--- Begin Data supplied ---

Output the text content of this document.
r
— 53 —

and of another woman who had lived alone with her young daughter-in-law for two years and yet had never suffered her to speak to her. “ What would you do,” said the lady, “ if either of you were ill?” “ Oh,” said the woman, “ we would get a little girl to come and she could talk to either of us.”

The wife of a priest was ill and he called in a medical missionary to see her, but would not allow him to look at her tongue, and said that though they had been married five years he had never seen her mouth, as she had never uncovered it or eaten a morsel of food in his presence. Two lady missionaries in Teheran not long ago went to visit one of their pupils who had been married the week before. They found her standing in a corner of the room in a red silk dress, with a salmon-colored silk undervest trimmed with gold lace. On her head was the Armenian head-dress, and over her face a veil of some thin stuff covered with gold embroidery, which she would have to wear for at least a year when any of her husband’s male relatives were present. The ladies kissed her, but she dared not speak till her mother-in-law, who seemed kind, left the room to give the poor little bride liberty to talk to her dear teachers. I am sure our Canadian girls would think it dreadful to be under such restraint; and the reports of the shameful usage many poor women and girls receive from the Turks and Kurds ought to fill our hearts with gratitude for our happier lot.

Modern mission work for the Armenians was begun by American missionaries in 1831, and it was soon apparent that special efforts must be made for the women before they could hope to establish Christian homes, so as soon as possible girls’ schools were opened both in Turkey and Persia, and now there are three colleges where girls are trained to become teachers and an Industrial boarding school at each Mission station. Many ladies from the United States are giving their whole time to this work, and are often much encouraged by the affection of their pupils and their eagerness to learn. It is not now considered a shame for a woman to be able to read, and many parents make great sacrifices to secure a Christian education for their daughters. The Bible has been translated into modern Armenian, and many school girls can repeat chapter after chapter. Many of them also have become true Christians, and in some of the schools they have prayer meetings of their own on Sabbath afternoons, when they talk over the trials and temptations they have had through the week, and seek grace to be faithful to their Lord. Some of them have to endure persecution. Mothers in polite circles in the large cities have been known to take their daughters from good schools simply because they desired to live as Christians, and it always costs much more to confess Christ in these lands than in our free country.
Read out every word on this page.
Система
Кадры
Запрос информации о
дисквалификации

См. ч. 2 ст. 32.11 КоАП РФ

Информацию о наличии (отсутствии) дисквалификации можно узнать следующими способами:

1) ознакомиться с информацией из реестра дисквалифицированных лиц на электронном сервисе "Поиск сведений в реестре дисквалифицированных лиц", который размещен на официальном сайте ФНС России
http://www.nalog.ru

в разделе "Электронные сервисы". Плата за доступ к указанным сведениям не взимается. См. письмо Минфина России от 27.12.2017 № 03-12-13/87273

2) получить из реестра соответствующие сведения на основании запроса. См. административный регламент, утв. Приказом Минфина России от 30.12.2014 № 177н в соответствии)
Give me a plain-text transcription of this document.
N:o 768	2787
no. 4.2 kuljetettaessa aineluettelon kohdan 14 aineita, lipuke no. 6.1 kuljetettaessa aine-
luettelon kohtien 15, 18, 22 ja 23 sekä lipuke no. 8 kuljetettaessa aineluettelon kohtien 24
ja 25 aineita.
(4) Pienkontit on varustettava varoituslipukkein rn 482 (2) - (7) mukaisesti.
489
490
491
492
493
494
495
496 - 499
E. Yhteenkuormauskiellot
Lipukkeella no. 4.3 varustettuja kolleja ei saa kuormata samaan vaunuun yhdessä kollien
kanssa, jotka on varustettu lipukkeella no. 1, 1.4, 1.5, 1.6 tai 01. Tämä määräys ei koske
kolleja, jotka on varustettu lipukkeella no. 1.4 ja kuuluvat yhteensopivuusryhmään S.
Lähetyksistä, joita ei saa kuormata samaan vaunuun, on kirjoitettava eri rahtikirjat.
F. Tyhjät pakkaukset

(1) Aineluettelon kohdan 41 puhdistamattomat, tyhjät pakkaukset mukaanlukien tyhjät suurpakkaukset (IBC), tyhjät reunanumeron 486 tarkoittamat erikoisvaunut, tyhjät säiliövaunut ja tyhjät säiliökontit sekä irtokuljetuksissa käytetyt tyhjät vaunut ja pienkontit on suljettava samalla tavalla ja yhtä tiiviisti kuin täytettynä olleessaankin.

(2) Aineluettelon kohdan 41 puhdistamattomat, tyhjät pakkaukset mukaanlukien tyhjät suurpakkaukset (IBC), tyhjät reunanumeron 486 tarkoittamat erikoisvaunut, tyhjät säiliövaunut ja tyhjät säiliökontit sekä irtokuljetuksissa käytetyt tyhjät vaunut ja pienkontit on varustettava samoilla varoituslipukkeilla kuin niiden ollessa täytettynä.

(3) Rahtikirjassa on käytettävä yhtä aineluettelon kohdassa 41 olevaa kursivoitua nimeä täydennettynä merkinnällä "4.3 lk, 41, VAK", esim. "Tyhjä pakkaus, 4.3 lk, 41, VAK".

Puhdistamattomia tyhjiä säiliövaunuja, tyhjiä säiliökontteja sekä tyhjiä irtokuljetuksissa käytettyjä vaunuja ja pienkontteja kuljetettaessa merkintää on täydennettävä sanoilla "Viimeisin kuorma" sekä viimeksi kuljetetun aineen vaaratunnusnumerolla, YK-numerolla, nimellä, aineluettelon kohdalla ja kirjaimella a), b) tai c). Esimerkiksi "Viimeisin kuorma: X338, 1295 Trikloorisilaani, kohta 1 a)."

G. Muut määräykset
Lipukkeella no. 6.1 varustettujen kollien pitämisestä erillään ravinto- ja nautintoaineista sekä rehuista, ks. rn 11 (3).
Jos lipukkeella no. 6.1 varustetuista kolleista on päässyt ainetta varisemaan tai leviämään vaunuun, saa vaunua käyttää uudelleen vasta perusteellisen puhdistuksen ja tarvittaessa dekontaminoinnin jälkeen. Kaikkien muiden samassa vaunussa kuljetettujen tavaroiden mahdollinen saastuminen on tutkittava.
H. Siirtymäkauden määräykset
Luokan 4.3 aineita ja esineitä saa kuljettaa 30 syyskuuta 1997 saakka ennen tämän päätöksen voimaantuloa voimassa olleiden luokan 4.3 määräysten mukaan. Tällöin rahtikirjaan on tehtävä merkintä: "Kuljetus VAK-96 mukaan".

--- End Data supplied ---

• Aim of the task:
Every entry must be quoted exactly as it appears above.

• Finished exercise:
Output the text content of this document.
r
— 53 —

and of another woman who had lived alone with her young daughter-in-law for two years and yet had never suffered her to speak to her. “ What would you do,” said the lady, “ if either of you were ill?” “ Oh,” said the woman, “ we would get a little girl to come and she could talk to either of us.”

The wife of a priest was ill and he called in a medical missionary to see her, but would not allow him to look at her tongue, and said that though they had been married five years he had never seen her mouth, as she had never uncovered it or eaten a morsel of food in his presence. Two lady missionaries in Teheran not long ago went to visit one of their pupils who had been married the week before. They found her standing in a corner of the room in a red silk dress, with a salmon-colored silk undervest trimmed with gold lace. On her head was the Armenian head-dress, and over her face a veil of some thin stuff covered with gold embroidery, which she would have to wear for at least a year when any of her husband’s male relatives were present. The ladies kissed her, but she dared not speak till her mother-in-law, who seemed kind, left the room to give the poor little bride liberty to talk to her dear teachers. I am sure our Canadian girls would think it dreadful to be under such restraint; and the reports of the shameful usage many poor women and girls receive from the Turks and Kurds ought to fill our hearts with gratitude for our happier lot.

Modern mission work for the Armenians was begun by American missionaries in 1831, and it was soon apparent that special efforts must be made for the women before they could hope to establish Christian homes, so as soon as possible girls’ schools were opened both in Turkey and Persia, and now there are three colleges where girls are trained to become teachers and an Industrial boarding school at each Mission station. Many ladies from the United States are giving their whole time to this work, and are often much encouraged by the affection of their pupils and their eagerness to learn. It is not now considered a shame for a woman to be able to read, and many parents make great sacrifices to secure a Christian education for their daughters. The Bible has been translated into modern Armenian, and many school girls can repeat chapter after chapter. Many of them also have become true Christians, and in some of the schools they have prayer meetings of their own on Sabbath afternoons, when they talk over the trials and temptations they have had through the week, and seek grace to be faithful to their Lord. Some of them have to endure persecution. Mothers in polite circles in the large cities have been known to take their daughters from good schools simply because they desired to live as Christians, and it always costs much more to confess Christ in these lands than in our free country.
Read out every word on this page.
Система
Кадры
Запрос информации о
дисквалификации

См. ч. 2 ст. 32.11 КоАП РФ

Информацию о наличии (отсутствии) дисквалификации можно узнать следующими способами:

1) ознакомиться с информацией из реестра дисквалифицированных лиц на электронном сервисе "Поиск сведений в реестре дисквалифицированных лиц", который размещен на официальном сайте ФНС России
http://www.nalog.ru

в разделе "Электронные сервисы". Плата за доступ к указанным сведениям не взимается. См. письмо Минфина России от 27.12.2017 № 03-12-13/87273

2) получить из реестра соответствующие сведения на основании запроса. См. административный регламент, утв. Приказом Минфина России от 30.12.2014 № 177н в соответствии)
Give me a plain-text transcription of this document.
N:o 768	2787
no. 4.2 kuljetettaessa aineluettelon kohdan 14 aineita, lipuke no. 6.1 kuljetettaessa aine-
luettelon kohtien 15, 18, 22 ja 23 sekä lipuke no. 8 kuljetettaessa aineluettelon kohtien 24
ja 25 aineita.
(4) Pienkontit on varustettava varoituslipukkein rn 482 (2) - (7) mukaisesti.
489
490
491
492
493
494
495
496 - 499
E. Yhteenkuormauskiellot
Lipukkeella no. 4.3 varustettuja kolleja ei saa kuormata samaan vaunuun yhdessä kollien
kanssa, jotka on varustettu lipukkeella no. 1, 1.4, 1.5, 1.6 tai 01. Tämä määräys ei koske
kolleja, jotka on varustettu lipukkeella no. 1.4 ja kuuluvat yhteensopivuusryhmään S.
Lähetyksistä, joita ei saa kuormata samaan vaunuun, on kirjoitettava eri rahtikirjat.
F. Tyhjät pakkaukset

(1) Aineluettelon kohdan 41 puhdistamattomat, tyhjät pakkaukset mukaanlukien tyhjät suurpakkaukset (IBC), tyhjät reunanumeron 486 tarkoittamat erikoisvaunut, tyhjät säiliövaunut ja tyhjät säiliökontit sekä irtokuljetuksissa käytetyt tyhjät vaunut ja pienkontit on suljettava samalla tavalla ja yhtä tiiviisti kuin täytettynä olleessaankin.

(2) Aineluettelon kohdan 41 puhdistamattomat, tyhjät pakkaukset mukaanlukien tyhjät suurpakkaukset (IBC), tyhjät reunanumeron 486 tarkoittamat erikoisvaunut, tyhjät säiliövaunut ja tyhjät säiliökontit sekä irtokuljetuksissa käytetyt tyhjät vaunut ja pienkontit on varustettava samoilla varoituslipukkeilla kuin niiden ollessa täytettynä.

(3) Rahtikirjassa on käytettävä yhtä aineluettelon kohdassa 41 olevaa kursivoitua nimeä täydennettynä merkinnällä "4.3 lk, 41, VAK", esim. "Tyhjä pakkaus, 4.3 lk, 41, VAK".

Puhdistamattomia tyhjiä säiliövaunuja, tyhjiä säiliökontteja sekä tyhjiä irtokuljetuksissa käytettyjä vaunuja ja pienkontteja kuljetettaessa merkintää on täydennettävä sanoilla "Viimeisin kuorma" sekä viimeksi kuljetetun aineen vaaratunnusnumerolla, YK-numerolla, nimellä, aineluettelon kohdalla ja kirjaimella a), b) tai c). Esimerkiksi "Viimeisin kuorma: X338, 1295 Trikloorisilaani, kohta 1 a)."

G. Muut määräykset
Lipukkeella no. 6.1 varustettujen kollien pitämisestä erillään ravinto- ja nautintoaineista sekä rehuista, ks. rn 11 (3).
Jos lipukkeella no. 6.1 varustetuista kolleista on päässyt ainetta varisemaan tai leviämään vaunuun, saa vaunua käyttää uudelleen vasta perusteellisen puhdistuksen ja tarvittaessa dekontaminoinnin jälkeen. Kaikkien muiden samassa vaunussa kuljetettujen tavaroiden mahdollinen saastuminen on tutkittava.
H. Siirtymäkauden määräykset
Luokan 4.3 aineita ja esineitä saa kuljettaa 30 syyskuuta 1997 saakka ennen tämän päätöksen voimaantuloa voimassa olleiden luokan 4.3 määräysten mukaan. Tällöin rahtikirjaan on tehtävä merkintä: "Kuljetus VAK-96 mukaan".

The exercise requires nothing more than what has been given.